* _The problem_:
Print the entries that appear below, exactly as written and without their pictures.

---------- Provided records ----------

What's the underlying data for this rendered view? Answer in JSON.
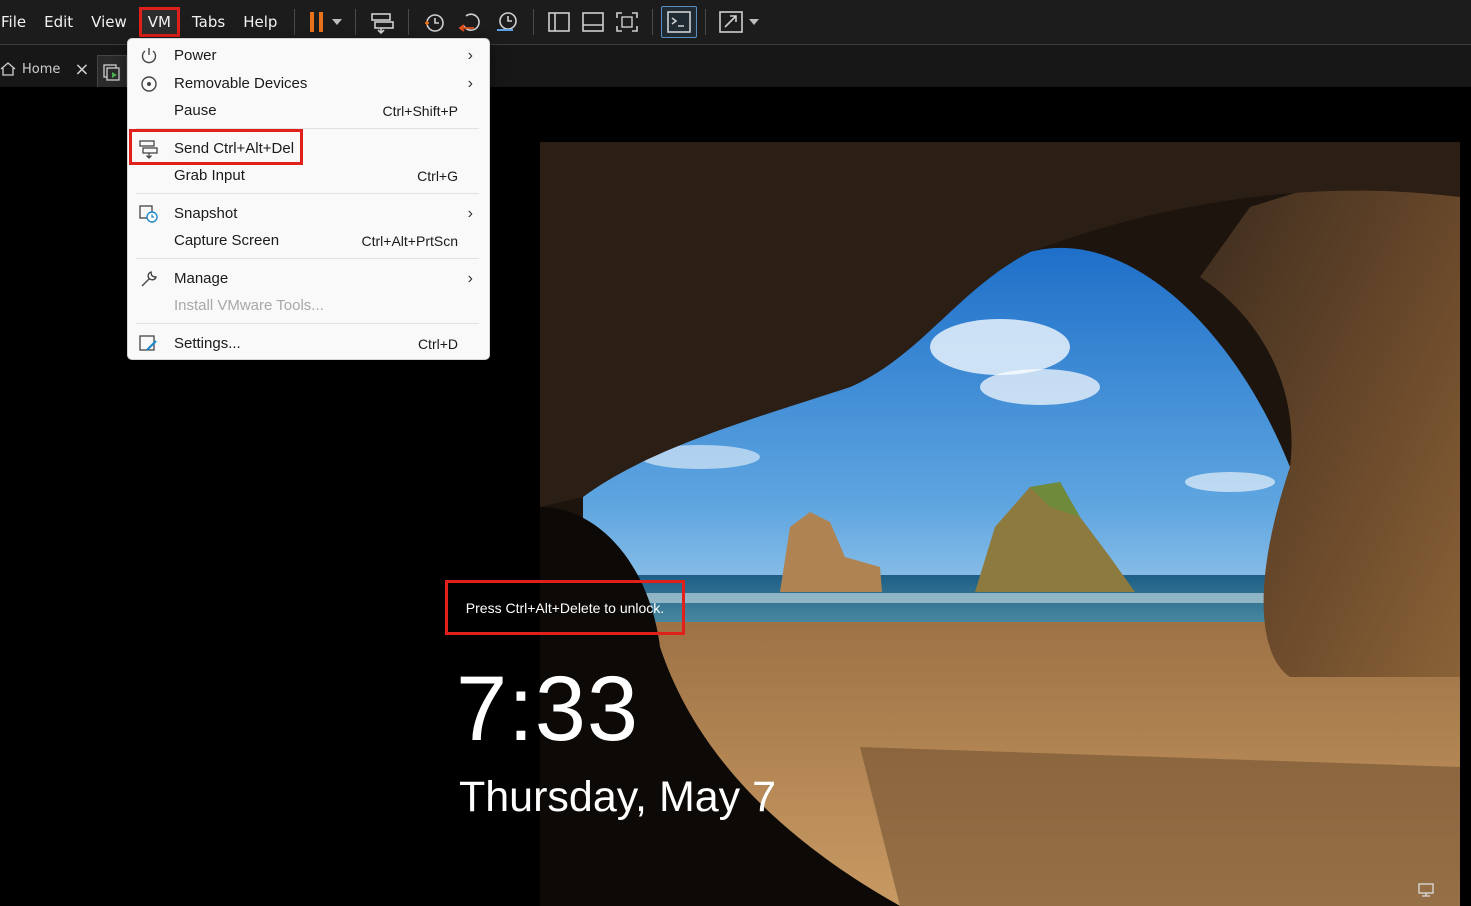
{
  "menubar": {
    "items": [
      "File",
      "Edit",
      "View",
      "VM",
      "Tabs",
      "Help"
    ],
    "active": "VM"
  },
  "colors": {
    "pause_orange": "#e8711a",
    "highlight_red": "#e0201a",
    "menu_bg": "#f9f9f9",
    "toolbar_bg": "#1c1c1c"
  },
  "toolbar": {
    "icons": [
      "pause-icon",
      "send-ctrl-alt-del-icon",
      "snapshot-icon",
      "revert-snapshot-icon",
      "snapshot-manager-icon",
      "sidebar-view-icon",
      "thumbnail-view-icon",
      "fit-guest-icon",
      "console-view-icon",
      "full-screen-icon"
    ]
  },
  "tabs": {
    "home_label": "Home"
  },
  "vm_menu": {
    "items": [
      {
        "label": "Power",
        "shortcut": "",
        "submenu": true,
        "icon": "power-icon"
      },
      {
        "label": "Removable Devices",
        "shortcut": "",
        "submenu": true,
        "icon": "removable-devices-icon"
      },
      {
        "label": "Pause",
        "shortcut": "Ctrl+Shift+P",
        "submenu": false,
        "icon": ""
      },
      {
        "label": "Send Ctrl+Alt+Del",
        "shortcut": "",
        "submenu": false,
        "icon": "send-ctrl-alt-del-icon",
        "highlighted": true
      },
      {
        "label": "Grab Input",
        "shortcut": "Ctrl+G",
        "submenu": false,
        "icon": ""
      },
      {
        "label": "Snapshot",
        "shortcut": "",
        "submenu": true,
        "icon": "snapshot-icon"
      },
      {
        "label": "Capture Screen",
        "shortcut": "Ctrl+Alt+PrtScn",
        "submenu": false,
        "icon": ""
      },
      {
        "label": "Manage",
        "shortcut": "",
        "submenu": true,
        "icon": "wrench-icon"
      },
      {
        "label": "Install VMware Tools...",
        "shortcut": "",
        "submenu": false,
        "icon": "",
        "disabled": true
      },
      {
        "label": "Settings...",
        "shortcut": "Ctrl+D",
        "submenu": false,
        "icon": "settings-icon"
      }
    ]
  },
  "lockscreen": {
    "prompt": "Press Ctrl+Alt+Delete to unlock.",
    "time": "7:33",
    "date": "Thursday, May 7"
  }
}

----------

* _Answer to the exercise_:
What's the underlying data for this rendered view? Answer in JSON.
{
  "menubar": {
    "items": [
      "File",
      "Edit",
      "View",
      "VM",
      "Tabs",
      "Help"
    ],
    "active": "VM"
  },
  "colors": {
    "pause_orange": "#e8711a",
    "highlight_red": "#e0201a",
    "menu_bg": "#f9f9f9",
    "toolbar_bg": "#1c1c1c"
  },
  "toolbar": {
    "icons": [
      "pause-icon",
      "send-ctrl-alt-del-icon",
      "snapshot-icon",
      "revert-snapshot-icon",
      "snapshot-manager-icon",
      "sidebar-view-icon",
      "thumbnail-view-icon",
      "fit-guest-icon",
      "console-view-icon",
      "full-screen-icon"
    ]
  },
  "tabs": {
    "home_label": "Home"
  },
  "vm_menu": {
    "items": [
      {
        "label": "Power",
        "shortcut": "",
        "submenu": true,
        "icon": "power-icon"
      },
      {
        "label": "Removable Devices",
        "shortcut": "",
        "submenu": true,
        "icon": "removable-devices-icon"
      },
      {
        "label": "Pause",
        "shortcut": "Ctrl+Shift+P",
        "submenu": false,
        "icon": ""
      },
      {
        "label": "Send Ctrl+Alt+Del",
        "shortcut": "",
        "submenu": false,
        "icon": "send-ctrl-alt-del-icon",
        "highlighted": true
      },
      {
        "label": "Grab Input",
        "shortcut": "Ctrl+G",
        "submenu": false,
        "icon": ""
      },
      {
        "label": "Snapshot",
        "shortcut": "",
        "submenu": true,
        "icon": "snapshot-icon"
      },
      {
        "label": "Capture Screen",
        "shortcut": "Ctrl+Alt+PrtScn",
        "submenu": false,
        "icon": ""
      },
      {
        "label": "Manage",
        "shortcut": "",
        "submenu": true,
        "icon": "wrench-icon"
      },
      {
        "label": "Install VMware Tools...",
        "shortcut": "",
        "submenu": false,
        "icon": "",
        "disabled": true
      },
      {
        "label": "Settings...",
        "shortcut": "Ctrl+D",
        "submenu": false,
        "icon": "settings-icon"
      }
    ]
  },
  "lockscreen": {
    "prompt": "Press Ctrl+Alt+Delete to unlock.",
    "time": "7:33",
    "date": "Thursday, May 7"
  }
}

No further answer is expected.